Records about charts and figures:
>>>>>
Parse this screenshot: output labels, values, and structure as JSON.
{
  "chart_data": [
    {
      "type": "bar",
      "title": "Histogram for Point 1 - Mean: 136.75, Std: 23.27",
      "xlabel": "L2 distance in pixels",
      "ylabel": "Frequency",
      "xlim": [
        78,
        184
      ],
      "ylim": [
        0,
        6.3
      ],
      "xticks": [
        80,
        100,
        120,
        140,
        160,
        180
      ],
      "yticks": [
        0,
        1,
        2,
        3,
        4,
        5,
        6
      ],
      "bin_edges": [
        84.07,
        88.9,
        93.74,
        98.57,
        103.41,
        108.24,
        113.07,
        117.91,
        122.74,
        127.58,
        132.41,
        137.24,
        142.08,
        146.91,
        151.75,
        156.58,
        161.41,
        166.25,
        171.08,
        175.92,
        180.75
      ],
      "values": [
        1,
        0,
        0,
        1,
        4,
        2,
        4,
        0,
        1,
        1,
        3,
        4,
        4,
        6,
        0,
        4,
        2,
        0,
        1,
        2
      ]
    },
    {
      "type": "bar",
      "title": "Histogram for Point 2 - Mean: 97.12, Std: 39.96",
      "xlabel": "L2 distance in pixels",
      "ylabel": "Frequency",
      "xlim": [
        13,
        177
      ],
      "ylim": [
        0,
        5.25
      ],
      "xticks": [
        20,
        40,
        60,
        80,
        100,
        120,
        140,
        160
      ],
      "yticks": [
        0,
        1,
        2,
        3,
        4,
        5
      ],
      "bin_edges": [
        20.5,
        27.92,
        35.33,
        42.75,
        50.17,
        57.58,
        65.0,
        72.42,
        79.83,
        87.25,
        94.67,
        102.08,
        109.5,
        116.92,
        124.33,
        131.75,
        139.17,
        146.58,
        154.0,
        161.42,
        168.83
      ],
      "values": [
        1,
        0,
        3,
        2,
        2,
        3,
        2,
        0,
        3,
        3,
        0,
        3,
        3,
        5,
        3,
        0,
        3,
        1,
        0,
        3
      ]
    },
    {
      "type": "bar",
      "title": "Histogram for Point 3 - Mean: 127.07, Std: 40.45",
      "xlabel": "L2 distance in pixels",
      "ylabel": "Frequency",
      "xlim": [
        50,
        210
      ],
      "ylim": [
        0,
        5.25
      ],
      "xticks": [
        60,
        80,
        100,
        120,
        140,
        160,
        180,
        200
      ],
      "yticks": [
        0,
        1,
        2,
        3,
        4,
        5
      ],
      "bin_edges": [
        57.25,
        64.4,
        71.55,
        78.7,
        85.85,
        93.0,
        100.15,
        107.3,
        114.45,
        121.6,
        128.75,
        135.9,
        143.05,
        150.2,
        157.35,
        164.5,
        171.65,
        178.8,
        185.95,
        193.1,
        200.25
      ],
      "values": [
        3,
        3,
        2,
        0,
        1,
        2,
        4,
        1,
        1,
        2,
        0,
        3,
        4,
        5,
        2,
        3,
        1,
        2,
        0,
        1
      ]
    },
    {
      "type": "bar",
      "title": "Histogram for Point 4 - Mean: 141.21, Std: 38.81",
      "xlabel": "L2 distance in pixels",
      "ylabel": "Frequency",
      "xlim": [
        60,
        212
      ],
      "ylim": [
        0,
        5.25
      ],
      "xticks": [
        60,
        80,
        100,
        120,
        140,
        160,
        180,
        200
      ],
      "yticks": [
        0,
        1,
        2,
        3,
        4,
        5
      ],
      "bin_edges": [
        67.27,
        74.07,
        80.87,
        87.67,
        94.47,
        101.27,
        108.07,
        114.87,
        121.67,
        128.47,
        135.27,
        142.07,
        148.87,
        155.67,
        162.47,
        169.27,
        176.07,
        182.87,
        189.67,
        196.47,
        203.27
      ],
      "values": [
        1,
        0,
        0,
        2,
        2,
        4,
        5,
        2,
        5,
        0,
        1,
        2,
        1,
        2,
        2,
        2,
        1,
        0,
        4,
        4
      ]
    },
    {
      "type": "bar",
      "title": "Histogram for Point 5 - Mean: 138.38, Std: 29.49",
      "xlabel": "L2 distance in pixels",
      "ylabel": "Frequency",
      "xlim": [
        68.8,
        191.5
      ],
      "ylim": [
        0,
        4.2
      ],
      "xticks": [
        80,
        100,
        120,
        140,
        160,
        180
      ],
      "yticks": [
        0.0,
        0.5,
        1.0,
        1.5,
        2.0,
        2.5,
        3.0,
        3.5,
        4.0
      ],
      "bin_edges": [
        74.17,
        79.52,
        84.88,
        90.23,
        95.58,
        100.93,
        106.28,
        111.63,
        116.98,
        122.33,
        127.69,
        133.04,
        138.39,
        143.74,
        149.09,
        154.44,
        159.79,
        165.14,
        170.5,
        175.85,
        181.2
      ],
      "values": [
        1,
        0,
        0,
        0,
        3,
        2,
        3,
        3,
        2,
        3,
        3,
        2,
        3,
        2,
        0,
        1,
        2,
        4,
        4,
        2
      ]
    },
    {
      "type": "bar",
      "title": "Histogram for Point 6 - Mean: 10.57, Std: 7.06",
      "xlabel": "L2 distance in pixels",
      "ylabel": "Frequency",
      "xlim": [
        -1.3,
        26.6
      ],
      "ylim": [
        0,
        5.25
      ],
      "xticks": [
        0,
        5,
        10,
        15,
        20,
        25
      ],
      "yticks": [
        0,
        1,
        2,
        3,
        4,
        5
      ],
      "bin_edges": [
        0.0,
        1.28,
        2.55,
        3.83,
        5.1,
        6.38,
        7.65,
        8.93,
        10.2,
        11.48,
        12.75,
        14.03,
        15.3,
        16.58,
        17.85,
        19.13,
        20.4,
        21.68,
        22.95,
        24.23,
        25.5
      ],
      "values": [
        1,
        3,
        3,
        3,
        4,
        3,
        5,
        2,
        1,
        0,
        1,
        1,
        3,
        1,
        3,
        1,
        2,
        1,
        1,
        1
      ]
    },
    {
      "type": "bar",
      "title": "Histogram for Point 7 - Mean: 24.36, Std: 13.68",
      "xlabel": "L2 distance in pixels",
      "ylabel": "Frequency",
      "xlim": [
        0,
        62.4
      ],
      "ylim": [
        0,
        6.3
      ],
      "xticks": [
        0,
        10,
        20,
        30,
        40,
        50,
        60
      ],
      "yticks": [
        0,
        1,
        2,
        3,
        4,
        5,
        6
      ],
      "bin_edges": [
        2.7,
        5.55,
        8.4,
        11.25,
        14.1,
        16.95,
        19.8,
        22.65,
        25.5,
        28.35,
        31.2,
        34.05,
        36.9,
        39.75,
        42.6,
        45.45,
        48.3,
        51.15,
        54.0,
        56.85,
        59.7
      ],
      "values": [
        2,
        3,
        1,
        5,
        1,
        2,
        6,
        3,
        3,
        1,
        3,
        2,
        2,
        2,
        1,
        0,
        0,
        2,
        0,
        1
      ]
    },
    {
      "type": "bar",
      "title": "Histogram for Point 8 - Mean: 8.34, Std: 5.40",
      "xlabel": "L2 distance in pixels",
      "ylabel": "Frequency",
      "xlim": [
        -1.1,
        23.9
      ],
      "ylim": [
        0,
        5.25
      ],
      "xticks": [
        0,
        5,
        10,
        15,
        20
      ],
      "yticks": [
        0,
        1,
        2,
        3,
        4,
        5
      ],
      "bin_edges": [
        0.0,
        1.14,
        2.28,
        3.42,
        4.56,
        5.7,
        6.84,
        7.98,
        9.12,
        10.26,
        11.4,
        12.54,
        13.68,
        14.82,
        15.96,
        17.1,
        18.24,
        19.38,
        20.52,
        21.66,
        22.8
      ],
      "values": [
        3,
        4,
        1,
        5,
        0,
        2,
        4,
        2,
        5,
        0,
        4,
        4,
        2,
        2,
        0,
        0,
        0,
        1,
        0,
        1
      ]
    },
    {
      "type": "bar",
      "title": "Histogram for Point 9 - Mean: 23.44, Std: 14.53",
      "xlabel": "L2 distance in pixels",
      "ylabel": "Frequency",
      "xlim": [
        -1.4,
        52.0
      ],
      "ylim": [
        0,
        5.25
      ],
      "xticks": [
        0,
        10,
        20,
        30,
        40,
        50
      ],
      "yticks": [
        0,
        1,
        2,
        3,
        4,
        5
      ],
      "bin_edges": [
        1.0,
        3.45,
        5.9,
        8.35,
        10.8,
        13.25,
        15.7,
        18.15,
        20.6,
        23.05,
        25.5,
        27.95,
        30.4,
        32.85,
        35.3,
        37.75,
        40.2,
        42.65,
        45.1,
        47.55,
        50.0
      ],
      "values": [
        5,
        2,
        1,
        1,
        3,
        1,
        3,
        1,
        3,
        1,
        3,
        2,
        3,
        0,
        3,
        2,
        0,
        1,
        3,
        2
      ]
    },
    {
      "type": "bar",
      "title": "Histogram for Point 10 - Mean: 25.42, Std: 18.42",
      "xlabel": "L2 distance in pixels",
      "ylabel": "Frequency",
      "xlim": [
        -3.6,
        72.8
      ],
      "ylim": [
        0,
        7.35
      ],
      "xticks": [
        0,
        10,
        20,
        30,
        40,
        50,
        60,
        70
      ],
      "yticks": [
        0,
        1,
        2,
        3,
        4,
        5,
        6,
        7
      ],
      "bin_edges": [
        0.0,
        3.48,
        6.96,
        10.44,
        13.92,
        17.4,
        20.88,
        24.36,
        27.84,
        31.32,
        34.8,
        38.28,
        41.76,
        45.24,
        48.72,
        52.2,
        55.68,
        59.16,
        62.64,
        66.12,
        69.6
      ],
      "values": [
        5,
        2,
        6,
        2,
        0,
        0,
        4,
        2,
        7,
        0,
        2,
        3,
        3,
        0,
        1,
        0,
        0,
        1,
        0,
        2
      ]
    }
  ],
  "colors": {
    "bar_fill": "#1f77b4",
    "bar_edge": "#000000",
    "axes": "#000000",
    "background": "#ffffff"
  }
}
<<<<<
» **SHORT PROBLEM**
Scan the data above and copy every line with "Point" in it.

» **ANSWER TO THIS PROBLEM**
      "title": "Histogram for Point 1 - Mean: 136.75, Std: 23.27",
      "title": "Histogram for Point 2 - Mean: 97.12, Std: 39.96",
      "title": "Histogram for Point 3 - Mean: 127.07, Std: 40.45",
      "title": "Histogram for Point 4 - Mean: 141.21, Std: 38.81",
      "title": "Histogram for Point 5 - Mean: 138.38, Std: 29.49",
      "title": "Histogram for Point 6 - Mean: 10.57, Std: 7.06",
      "title": "Histogram for Point 7 - Mean: 24.36, Std: 13.68",
      "title": "Histogram for Point 8 - Mean: 8.34, Std: 5.40",
      "title": "Histogram for Point 9 - Mean: 23.44, Std: 14.53",
      "title": "Histogram for Point 10 - Mean: 25.42, Std: 18.42",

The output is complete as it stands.